SUPPLIED PASSAGE:
Food sources of magnesium include green vegetables, whole grains and nuts. Modern food production methods decrease the amount of magnesium in foods. High fat, salt, coffee and alcohol can interfere with magnesium absorption (2).
There is some evidence that intake of 4 grams per day of fish oil may cause a modest reduction in blood pressure. The same applies to monounsaturated fatty acids, such as those present in olives and olive oil (2).
Dietary fibre may reduce blood pressure, particularly in individuals with hypertension (2).
Fruits and vegetables
Dietary patterns that have been beneficial in lowering blood pressure include the DASH diet, rich in fruits, vegetables, low-fat dairy foods, whole grains, poultry, fish and nuts, and Mediterranean diets supplemented with either olive oil or nuts (4).
Moderate caffeine consumption (up to 4 cups per day) doesn’t seem to have detrimental effects in blood pressure for most people (2).
Heavy drinkers who reduce alcohol intake significantly reduce their blood pressure. It seems that the elevation of blood pressure after alcohol consumption is transitory and might be unnoticed (2).
Some interventions have demonstrated that fasting or fasting-mimicking (e.g. energy restricted) diets can lower blood pressure. This can be explained by a variety of mechanisms, which include an increase in parasympathetic activity and in the secretion of norepinephrine (a.k.a. noradrenaline) (6).
Other lifestyle factors
Cigarette smoking has been shown to cause hypertension. Passive smoking may increase systolic blood pressure in some individuals as well (2).
Obesity is directly related with high blood pressure, potentially due to an overactive renin-angiotensin-aldosterone system, as well as in the sympathetic nervous system. Cytokines secreted by the adipose tissue may also induce an elevation in blood pressure (2).
Physical inactivity is responsible for 5% to 13% of hypertension (2). While physical activity can cause a transient elevation of blood pressure during exercise, the net effects seem to be a decrease in blood pressure. Low-to-moderate intensity exercise seems to be more effective in lowering blood pressure than high intensity exercise, although a combination of both modalities can also be effective. Physical activity must be kept up in order to maintain its benefits on blood pressure. Several organisations worldwide recommend aerobic exercise supplemented by resistance exercise for managing blood pressure (2).

TASKS FOR THIS EXERCISE:
a) List every food named in the passage on diet and blood pressure as one that the DASH diet is rich in.
b) Copy verbatim the part of the passage on diet and blood pressure from "Obesity is directly" up to and including "managing blood pressure (2).".

RECORD EXCERPTS:

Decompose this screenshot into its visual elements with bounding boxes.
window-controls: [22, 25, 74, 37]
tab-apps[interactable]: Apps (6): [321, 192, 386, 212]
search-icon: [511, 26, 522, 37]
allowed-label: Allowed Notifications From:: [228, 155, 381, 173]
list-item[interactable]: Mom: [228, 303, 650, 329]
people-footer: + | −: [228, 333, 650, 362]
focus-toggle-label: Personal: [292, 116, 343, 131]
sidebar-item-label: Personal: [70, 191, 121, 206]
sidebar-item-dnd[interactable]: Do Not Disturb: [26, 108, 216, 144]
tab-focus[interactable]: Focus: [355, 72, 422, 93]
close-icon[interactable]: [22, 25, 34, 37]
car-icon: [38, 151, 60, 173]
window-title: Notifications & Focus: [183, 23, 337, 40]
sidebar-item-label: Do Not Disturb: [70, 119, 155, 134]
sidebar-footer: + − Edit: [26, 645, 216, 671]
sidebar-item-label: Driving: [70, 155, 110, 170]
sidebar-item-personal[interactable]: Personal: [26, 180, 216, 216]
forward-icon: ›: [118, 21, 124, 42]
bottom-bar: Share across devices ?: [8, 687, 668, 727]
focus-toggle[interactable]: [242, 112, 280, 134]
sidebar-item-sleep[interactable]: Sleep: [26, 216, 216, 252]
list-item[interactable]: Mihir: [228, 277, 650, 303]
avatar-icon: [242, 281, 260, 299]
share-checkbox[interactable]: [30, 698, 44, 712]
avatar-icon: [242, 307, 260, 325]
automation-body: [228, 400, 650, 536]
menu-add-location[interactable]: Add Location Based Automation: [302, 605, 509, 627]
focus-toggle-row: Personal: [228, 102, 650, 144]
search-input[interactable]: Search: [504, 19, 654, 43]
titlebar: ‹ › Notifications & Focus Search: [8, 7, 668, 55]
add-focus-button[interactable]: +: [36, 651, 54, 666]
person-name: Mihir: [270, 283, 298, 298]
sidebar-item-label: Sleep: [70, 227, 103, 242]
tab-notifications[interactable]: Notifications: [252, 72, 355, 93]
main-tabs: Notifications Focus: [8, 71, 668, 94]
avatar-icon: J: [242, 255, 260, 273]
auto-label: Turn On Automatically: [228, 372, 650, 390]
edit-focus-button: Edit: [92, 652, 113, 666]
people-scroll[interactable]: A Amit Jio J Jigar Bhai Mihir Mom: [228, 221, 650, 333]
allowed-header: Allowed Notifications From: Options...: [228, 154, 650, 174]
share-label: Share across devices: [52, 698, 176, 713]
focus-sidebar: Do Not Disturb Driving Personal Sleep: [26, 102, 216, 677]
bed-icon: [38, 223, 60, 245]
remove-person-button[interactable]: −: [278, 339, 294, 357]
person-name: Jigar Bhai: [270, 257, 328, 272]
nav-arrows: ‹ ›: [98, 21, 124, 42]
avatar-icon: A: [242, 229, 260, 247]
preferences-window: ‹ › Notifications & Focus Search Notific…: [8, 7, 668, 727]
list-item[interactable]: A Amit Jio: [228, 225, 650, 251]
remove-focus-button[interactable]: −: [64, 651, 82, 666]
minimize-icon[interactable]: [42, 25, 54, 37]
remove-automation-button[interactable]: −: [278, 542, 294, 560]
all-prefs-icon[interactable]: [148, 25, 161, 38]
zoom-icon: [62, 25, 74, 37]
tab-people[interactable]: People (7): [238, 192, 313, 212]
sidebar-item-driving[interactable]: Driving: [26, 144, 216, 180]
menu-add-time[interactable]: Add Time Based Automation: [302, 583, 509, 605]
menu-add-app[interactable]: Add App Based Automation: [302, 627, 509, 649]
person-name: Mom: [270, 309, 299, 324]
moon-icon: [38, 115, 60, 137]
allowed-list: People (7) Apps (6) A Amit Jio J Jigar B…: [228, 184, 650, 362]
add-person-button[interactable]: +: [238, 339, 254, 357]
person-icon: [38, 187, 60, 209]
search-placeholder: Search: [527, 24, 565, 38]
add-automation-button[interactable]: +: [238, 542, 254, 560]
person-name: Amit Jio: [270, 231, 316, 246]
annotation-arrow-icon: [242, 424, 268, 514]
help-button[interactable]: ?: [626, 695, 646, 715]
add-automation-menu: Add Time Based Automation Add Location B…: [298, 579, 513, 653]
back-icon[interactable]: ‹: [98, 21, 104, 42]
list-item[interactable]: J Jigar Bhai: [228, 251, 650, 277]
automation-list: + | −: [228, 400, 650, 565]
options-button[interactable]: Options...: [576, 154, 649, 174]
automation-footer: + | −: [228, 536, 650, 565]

SOLUTIONS FOR EACH TASK:
a) fruits, vegetables, low-fat dairy foods, whole grains, poultry, fish, nuts

b)
Obesity is directly related with high blood pressure, potentially due to an overactive renin-angiotensin-aldosterone system, as well as in the sympathetic nervous system. Cytokines secreted by the adipose tissue may also induce an elevation in blood pressure (2).
Physical inactivity is responsible for 5% to 13% of hypertension (2). While physical activity can cause a transient elevation of blood pressure during exercise, the net effects seem to be a decrease in blood pressure. Low-to-moderate intensity exercise seems to be more effective in lowering blood pressure than high intensity exercise, although a combination of both modalities can also be effective. Physical activity must be kept up in order to maintain its benefits on blood pressure. Several organisations worldwide recommend aerobic exercise supplemented by resistance exercise for managing blood pressure (2).